## start

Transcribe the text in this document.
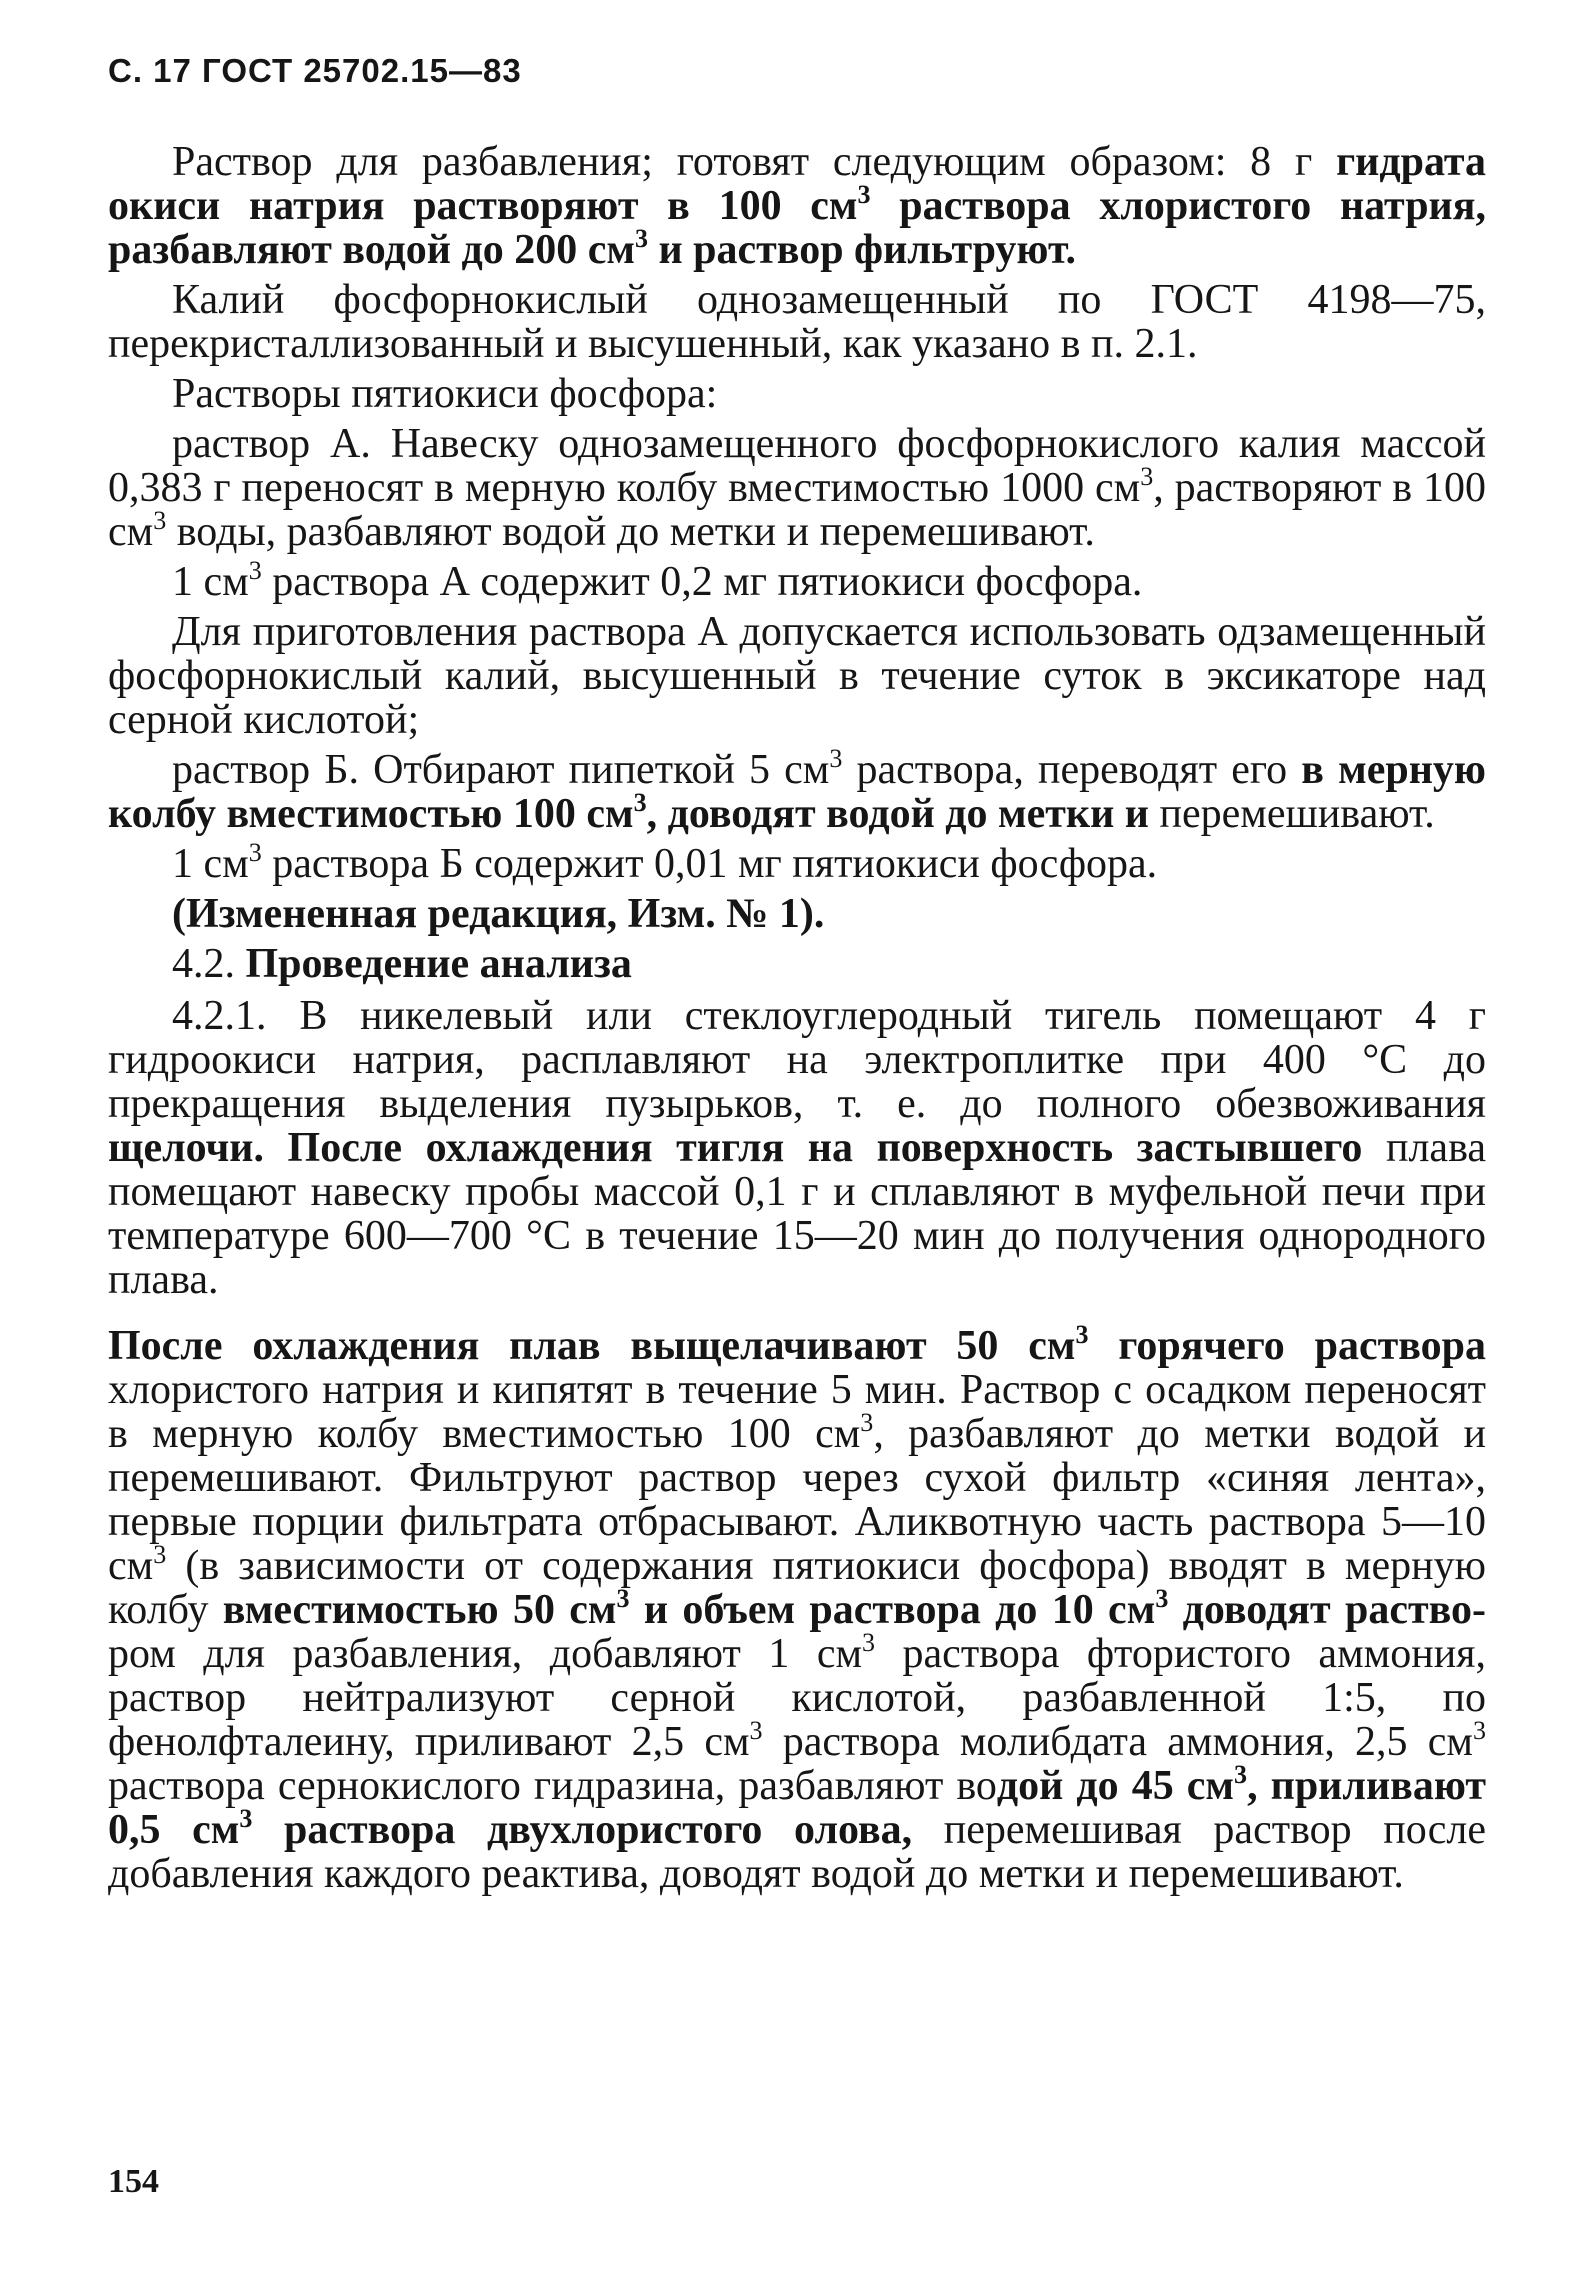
С. 17 ГОСТ 25702.15—83

Раствор для разбавления; готовят следующим образом: 8 г гидрата окиси натрия растворяют в 100 $см^3$ раствора хлористого натрия, разбавляют водой до 200 $см^3$ и раствор фильтруют.

Калий фосфорнокислый однозамещенный по ГОСТ 4198—75, перекристаллизованный и высушенный, как указано в п. 2.1.

Растворы пятиокиси фосфора:

раствор А. Навеску однозамещенного фосфорнокислого калия массой 0,383 г переносят в мерную колбу вместимостью 1000 $см^3$, растворяют в 100 $см^3$ воды, разбавляют водой до метки и перемешивают.

1 $см^3$ раствора А содержит 0,2 мг пятиокиси фосфора.

Для приготовления раствора А допускается использовать одзамещенный фосфорнокислый калий, высушенный в течение суток в эксикаторе над серной кислотой;

раствор Б. Отбирают пипеткой 5 $см^3$ раствора, переводят его в мерную колбу вместимостью 100 $см^3$, доводят водой до метки и перемешивают.

1 $см^3$ раствора Б содержит 0,01 мг пятиокиси фосфора.

(Измененная редакция, Изм. № 1).

4.2. Проведение анализа

4.2.1. В никелевый или стеклоуглеродный тигель помещают 4 г гидроокиси натрия, расплавляют на электроплитке при 400 °С до прекращения выделения пузырьков, т. е. до полного обезвоживания щелочи. После охлаждения тигля на поверхность застывшего плава помещают навеску пробы массой 0,1 г и сплавляют в муфельной печи при температуре 600—700 °С в течение 15—20 мин до получения однородного плава.

После охлаждения плав выщелачивают 50 $см^3$ горячего раствора хлористого натрия и кипятят в течение 5 мин. Раствор с осадком переносят в мерную колбу вместимостью 100 $см^3$, разбавляют до метки водой и перемешивают. Фильтруют раствор через сухой фильтр «синяя лента», первые порции фильтрата отбрасывают. Аликвотную часть раствора 5—10 $см^3$ (в зависимости от содержания пятиокиси фосфора) вводят в мерную колбу вместимостью 50 $см^3$ и объем раствора до 10 $см^3$ доводят раство-ром для разбавления, добавляют 1 $см^3$ раствора фтористого аммония, раствор нейтрализуют серной кислотой, разбавленной 1:5, по фенолфталеину, приливают 2,5 $см^3$ раствора молибдата аммония, 2,5 $см^3$ раствора сернокислого гидразина, разбавляют водой до 45 $см^3$, приливают 0,5 $см^3$ раствора двухлористого олова, перемешивая раствор после добавления каждого реактива, доводят водой до метки и перемешивают.

154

## end

▶ [WHAT THE EXERCISE ASKS] Report how many lines of the entries hold the word "вместимостью". Nothing else is needed.

▶ [ANSWER TO THIS PROBLEM] 3